Set task:
Write out the full listing again, exactly as it stands.
>> Begin
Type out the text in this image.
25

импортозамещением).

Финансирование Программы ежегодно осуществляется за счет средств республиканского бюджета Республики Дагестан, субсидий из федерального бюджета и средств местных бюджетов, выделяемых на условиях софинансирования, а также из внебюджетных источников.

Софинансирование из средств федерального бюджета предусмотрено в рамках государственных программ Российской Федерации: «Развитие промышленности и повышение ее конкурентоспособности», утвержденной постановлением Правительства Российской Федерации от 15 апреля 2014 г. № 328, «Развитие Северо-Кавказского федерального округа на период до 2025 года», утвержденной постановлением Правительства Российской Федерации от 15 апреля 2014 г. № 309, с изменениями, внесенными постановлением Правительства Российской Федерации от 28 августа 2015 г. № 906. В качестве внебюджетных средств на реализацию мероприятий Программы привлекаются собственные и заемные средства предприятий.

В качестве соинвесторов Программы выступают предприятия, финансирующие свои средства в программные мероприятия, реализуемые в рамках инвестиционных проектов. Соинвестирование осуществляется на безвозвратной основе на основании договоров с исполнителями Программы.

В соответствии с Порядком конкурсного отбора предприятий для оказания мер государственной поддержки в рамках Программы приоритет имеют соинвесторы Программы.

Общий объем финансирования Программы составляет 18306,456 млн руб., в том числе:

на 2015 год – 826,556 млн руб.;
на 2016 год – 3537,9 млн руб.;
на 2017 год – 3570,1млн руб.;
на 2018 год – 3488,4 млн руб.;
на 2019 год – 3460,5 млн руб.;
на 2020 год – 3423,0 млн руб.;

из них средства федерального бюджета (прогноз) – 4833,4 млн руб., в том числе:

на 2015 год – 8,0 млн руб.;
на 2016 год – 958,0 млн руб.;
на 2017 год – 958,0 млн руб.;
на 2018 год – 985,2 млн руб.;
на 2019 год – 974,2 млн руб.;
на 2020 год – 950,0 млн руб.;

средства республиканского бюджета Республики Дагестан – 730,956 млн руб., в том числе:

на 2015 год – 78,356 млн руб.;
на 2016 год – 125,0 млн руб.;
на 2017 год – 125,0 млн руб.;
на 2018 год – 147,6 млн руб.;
>> End
Answer to the problem:
Type out the text in this image.
25

импортозамещением).

Финансирование Программы ежегодно осуществляется за счет средств республиканского бюджета Республики Дагестан, субсидий из федерального бюджета и средств местных бюджетов, выделяемых на условиях софинансирования, а также из внебюджетных источников.

Софинансирование из средств федерального бюджета предусмотрено в рамках государственных программ Российской Федерации: «Развитие промышленности и повышение ее конкурентоспособности», утвержденной постановлением Правительства Российской Федерации от 15 апреля 2014 г. № 328, «Развитие Северо-Кавказского федерального округа на период до 2025 года», утвержденной постановлением Правительства Российской Федерации от 15 апреля 2014 г. № 309, с изменениями, внесенными постановлением Правительства Российской Федерации от 28 августа 2015 г. № 906. В качестве внебюджетных средств на реализацию мероприятий Программы привлекаются собственные и заемные средства предприятий.

В качестве соинвесторов Программы выступают предприятия, финансирующие свои средства в программные мероприятия, реализуемые в рамках инвестиционных проектов. Соинвестирование осуществляется на безвозвратной основе на основании договоров с исполнителями Программы.

В соответствии с Порядком конкурсного отбора предприятий для оказания мер государственной поддержки в рамках Программы приоритет имеют соинвесторы Программы.

Общий объем финансирования Программы составляет 18306,456 млн руб., в том числе:

на 2015 год – 826,556 млн руб.;
на 2016 год – 3537,9 млн руб.;
на 2017 год – 3570,1млн руб.;
на 2018 год – 3488,4 млн руб.;
на 2019 год – 3460,5 млн руб.;
на 2020 год – 3423,0 млн руб.;

из них средства федерального бюджета (прогноз) – 4833,4 млн руб., в том числе:

на 2015 год – 8,0 млн руб.;
на 2016 год – 958,0 млн руб.;
на 2017 год – 958,0 млн руб.;
на 2018 год – 985,2 млн руб.;
на 2019 год – 974,2 млн руб.;
на 2020 год – 950,0 млн руб.;

средства республиканского бюджета Республики Дагестан – 730,956 млн руб., в том числе:

на 2015 год – 78,356 млн руб.;
на 2016 год – 125,0 млн руб.;
на 2017 год – 125,0 млн руб.;
на 2018 год – 147,6 млн руб.;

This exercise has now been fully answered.